Reproduce the material in full, exactly as written.

################

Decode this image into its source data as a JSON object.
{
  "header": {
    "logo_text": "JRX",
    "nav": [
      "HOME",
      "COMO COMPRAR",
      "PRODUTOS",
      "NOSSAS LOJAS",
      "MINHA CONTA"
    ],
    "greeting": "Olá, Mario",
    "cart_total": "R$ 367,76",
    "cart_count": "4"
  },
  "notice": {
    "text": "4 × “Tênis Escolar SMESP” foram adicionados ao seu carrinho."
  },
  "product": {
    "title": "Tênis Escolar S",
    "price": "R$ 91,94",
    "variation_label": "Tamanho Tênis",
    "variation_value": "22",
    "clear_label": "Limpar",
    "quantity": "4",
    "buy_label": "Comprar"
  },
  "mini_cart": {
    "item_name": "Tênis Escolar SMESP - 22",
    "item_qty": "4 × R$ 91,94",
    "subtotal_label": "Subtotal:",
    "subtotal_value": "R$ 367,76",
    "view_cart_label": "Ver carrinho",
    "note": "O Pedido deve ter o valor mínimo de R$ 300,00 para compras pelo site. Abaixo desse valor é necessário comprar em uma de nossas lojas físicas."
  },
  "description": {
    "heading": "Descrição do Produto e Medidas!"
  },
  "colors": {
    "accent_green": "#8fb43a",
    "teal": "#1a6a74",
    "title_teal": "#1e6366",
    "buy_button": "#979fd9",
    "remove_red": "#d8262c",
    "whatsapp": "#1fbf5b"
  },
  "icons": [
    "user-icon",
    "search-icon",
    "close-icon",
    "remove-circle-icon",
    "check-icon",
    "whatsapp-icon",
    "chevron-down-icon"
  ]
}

################

* Exercise output
Decode this image into its source data as a JSON object.
{
  "header": {
    "logo_text": "JRX",
    "nav": [
      "HOME",
      "COMO COMPRAR",
      "PRODUTOS",
      "NOSSAS LOJAS",
      "MINHA CONTA"
    ],
    "greeting": "Olá, Mario",
    "cart_total": "R$ 367,76",
    "cart_count": "4"
  },
  "notice": {
    "text": "4 × “Tênis Escolar SMESP” foram adicionados ao seu carrinho."
  },
  "product": {
    "title": "Tênis Escolar S",
    "price": "R$ 91,94",
    "variation_label": "Tamanho Tênis",
    "variation_value": "22",
    "clear_label": "Limpar",
    "quantity": "4",
    "buy_label": "Comprar"
  },
  "mini_cart": {
    "item_name": "Tênis Escolar SMESP - 22",
    "item_qty": "4 × R$ 91,94",
    "subtotal_label": "Subtotal:",
    "subtotal_value": "R$ 367,76",
    "view_cart_label": "Ver carrinho",
    "note": "O Pedido deve ter o valor mínimo de R$ 300,00 para compras pelo site. Abaixo desse valor é necessário comprar em uma de nossas lojas físicas."
  },
  "description": {
    "heading": "Descrição do Produto e Medidas!"
  },
  "colors": {
    "accent_green": "#8fb43a",
    "teal": "#1a6a74",
    "title_teal": "#1e6366",
    "buy_button": "#979fd9",
    "remove_red": "#d8262c",
    "whatsapp": "#1fbf5b"
  },
  "icons": [
    "user-icon",
    "search-icon",
    "close-icon",
    "remove-circle-icon",
    "check-icon",
    "whatsapp-icon",
    "chevron-down-icon"
  ]
}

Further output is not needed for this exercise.